- _What is being asked_
Collect all lines from the listing that include the string "style".

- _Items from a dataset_
● ● ● ● ● ● ●
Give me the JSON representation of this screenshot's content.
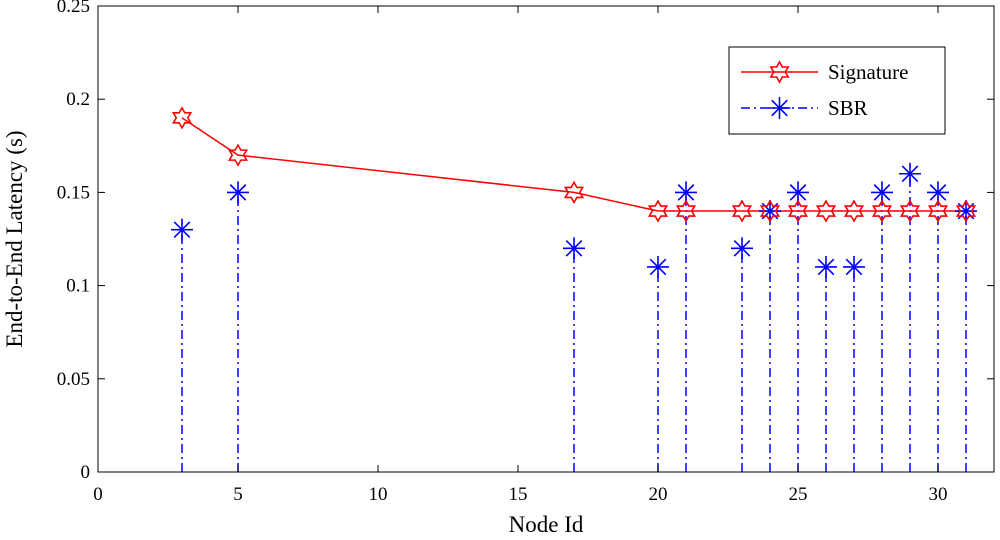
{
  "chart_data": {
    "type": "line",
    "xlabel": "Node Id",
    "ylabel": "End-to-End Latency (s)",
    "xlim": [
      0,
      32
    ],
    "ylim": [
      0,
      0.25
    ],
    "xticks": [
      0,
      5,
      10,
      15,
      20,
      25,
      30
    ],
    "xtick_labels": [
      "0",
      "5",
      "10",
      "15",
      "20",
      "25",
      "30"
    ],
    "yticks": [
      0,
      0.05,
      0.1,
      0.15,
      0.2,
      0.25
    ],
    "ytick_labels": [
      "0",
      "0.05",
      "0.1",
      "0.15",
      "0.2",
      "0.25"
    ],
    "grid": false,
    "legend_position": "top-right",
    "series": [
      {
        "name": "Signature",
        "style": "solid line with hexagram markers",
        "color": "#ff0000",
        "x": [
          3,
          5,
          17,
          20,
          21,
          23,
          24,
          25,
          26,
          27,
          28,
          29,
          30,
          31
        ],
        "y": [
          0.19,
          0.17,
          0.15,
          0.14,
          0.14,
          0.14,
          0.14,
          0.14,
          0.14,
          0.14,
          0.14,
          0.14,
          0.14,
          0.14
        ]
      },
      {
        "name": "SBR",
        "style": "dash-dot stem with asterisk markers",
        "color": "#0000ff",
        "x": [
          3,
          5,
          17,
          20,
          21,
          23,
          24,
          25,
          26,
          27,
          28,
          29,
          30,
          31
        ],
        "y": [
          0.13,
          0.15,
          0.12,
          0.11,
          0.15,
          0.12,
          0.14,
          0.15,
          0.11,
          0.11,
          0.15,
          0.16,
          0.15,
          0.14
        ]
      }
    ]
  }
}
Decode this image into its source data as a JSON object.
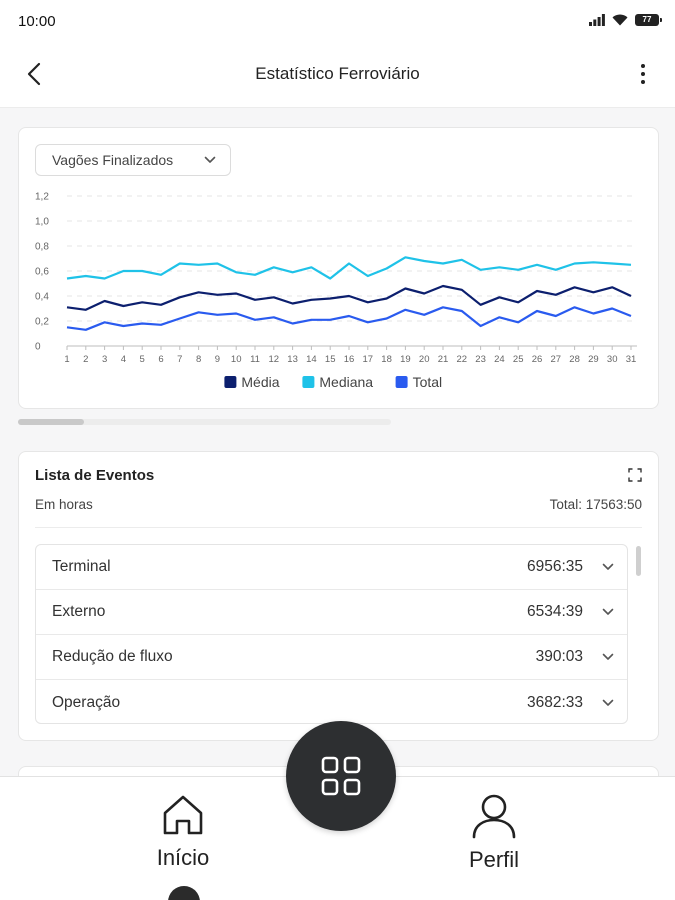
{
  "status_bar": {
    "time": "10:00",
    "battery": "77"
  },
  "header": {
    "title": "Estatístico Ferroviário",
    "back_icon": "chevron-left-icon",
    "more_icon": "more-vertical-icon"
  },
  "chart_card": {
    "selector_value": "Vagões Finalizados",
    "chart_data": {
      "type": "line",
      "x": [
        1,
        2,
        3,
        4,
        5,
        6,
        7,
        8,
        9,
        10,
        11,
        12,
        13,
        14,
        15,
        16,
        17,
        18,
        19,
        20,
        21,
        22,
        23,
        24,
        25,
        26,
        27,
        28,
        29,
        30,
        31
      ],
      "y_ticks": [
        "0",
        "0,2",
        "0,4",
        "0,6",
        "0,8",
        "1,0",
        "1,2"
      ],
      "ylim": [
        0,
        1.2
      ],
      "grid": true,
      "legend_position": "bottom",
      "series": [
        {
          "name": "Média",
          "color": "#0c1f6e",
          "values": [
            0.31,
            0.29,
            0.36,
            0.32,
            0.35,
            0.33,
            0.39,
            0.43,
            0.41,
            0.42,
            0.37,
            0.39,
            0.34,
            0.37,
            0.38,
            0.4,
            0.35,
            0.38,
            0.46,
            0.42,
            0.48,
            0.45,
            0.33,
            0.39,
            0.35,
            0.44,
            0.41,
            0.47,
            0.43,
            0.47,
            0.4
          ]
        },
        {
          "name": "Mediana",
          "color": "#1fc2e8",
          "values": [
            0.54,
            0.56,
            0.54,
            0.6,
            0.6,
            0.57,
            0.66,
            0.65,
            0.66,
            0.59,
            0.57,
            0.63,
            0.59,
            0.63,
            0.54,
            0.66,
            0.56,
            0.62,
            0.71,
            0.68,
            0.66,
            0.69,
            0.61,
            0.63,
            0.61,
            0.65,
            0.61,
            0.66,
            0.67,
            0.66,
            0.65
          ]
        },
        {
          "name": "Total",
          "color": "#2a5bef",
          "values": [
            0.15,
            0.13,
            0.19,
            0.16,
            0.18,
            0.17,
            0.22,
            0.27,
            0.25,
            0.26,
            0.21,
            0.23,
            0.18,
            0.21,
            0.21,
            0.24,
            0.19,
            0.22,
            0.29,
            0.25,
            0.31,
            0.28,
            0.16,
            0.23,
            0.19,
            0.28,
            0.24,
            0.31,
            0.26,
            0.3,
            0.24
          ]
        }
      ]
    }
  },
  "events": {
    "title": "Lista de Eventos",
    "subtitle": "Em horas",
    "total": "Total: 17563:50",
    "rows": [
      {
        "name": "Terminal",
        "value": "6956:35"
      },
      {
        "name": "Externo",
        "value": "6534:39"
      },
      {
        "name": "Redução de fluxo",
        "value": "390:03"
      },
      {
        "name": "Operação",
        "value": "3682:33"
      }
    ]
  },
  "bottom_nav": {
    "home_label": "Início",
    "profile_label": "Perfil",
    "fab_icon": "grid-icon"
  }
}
● ● ● ● ● ● ●
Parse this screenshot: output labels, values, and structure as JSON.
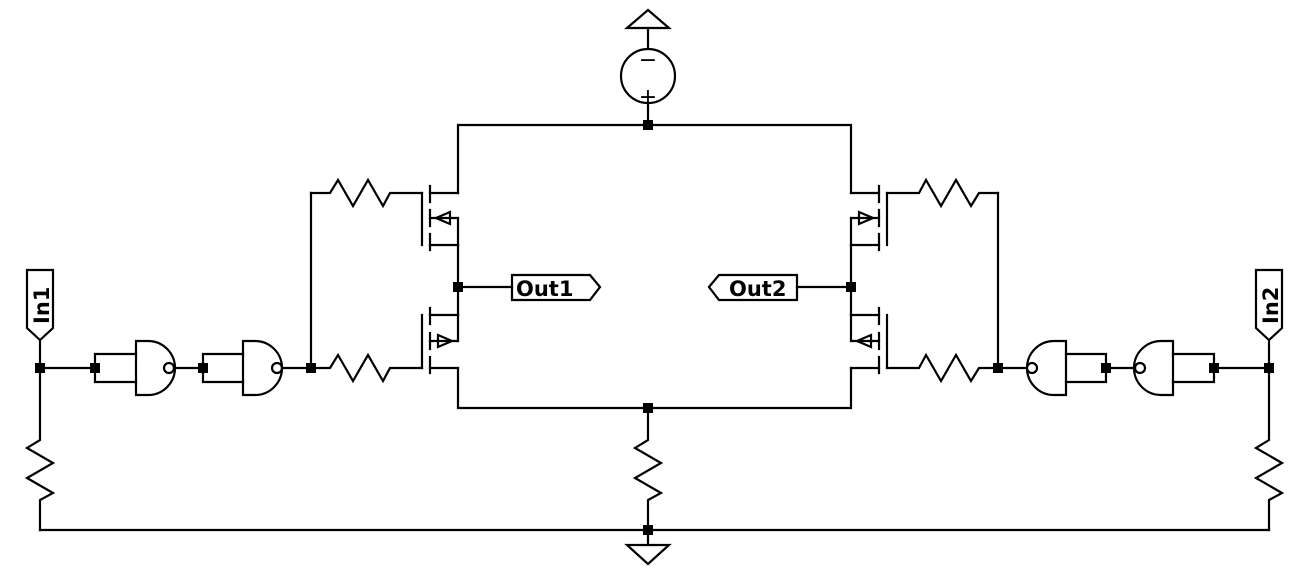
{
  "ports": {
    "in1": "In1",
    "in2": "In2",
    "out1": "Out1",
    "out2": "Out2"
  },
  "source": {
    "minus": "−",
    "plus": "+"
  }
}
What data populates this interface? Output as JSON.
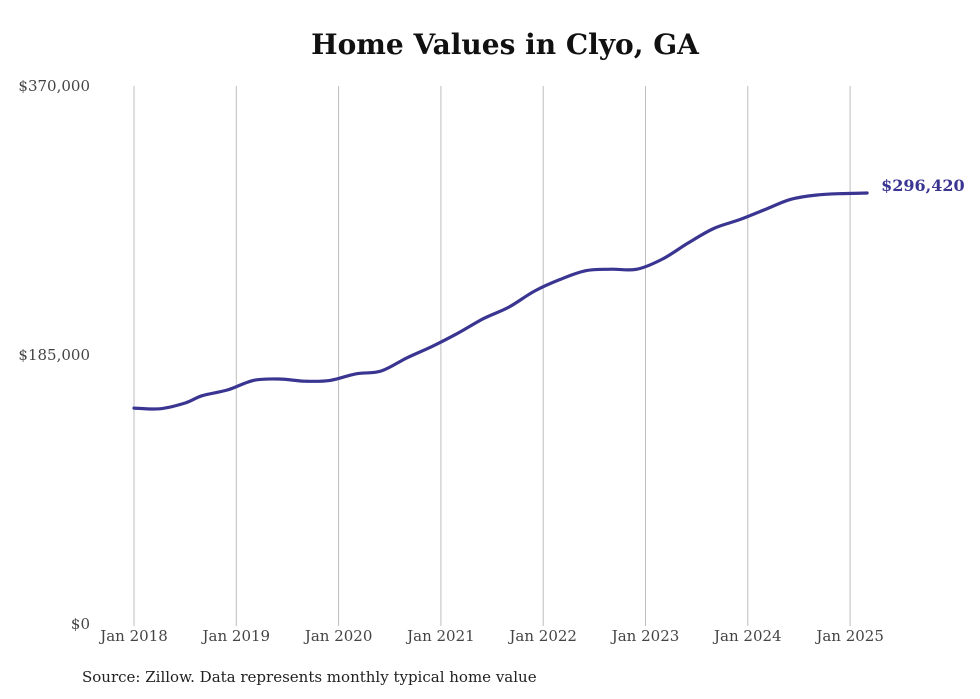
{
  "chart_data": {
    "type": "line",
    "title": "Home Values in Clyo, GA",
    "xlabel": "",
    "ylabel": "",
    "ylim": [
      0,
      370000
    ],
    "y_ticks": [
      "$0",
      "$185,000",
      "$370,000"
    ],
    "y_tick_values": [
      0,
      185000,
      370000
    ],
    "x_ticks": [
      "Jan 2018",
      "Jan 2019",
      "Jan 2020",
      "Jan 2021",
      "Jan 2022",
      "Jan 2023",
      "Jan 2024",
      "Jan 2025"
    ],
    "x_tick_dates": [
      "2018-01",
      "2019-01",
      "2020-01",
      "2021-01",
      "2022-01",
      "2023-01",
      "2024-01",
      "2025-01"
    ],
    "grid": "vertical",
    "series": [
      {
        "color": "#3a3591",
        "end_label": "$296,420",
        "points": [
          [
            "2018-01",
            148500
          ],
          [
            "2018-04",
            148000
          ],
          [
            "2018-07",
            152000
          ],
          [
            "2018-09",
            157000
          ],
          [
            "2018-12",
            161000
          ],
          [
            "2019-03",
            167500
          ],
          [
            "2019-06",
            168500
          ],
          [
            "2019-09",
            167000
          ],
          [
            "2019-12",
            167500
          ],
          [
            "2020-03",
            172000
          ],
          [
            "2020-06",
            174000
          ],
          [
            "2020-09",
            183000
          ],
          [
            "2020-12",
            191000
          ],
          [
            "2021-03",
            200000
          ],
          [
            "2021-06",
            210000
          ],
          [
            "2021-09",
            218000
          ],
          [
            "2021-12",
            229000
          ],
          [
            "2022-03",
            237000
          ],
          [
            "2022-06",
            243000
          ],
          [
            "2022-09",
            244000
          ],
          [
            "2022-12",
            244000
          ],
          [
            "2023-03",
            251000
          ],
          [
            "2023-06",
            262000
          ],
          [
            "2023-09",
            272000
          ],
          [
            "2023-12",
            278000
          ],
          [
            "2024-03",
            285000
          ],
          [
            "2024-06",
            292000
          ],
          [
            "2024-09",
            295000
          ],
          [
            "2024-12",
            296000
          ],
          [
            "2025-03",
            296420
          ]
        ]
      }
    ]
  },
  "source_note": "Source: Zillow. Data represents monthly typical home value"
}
● ● ● ● ● ● ●
- _Full output_
        "style": "solid line with hexagram markers",
        "style": "dash-dot stem with asterisk markers",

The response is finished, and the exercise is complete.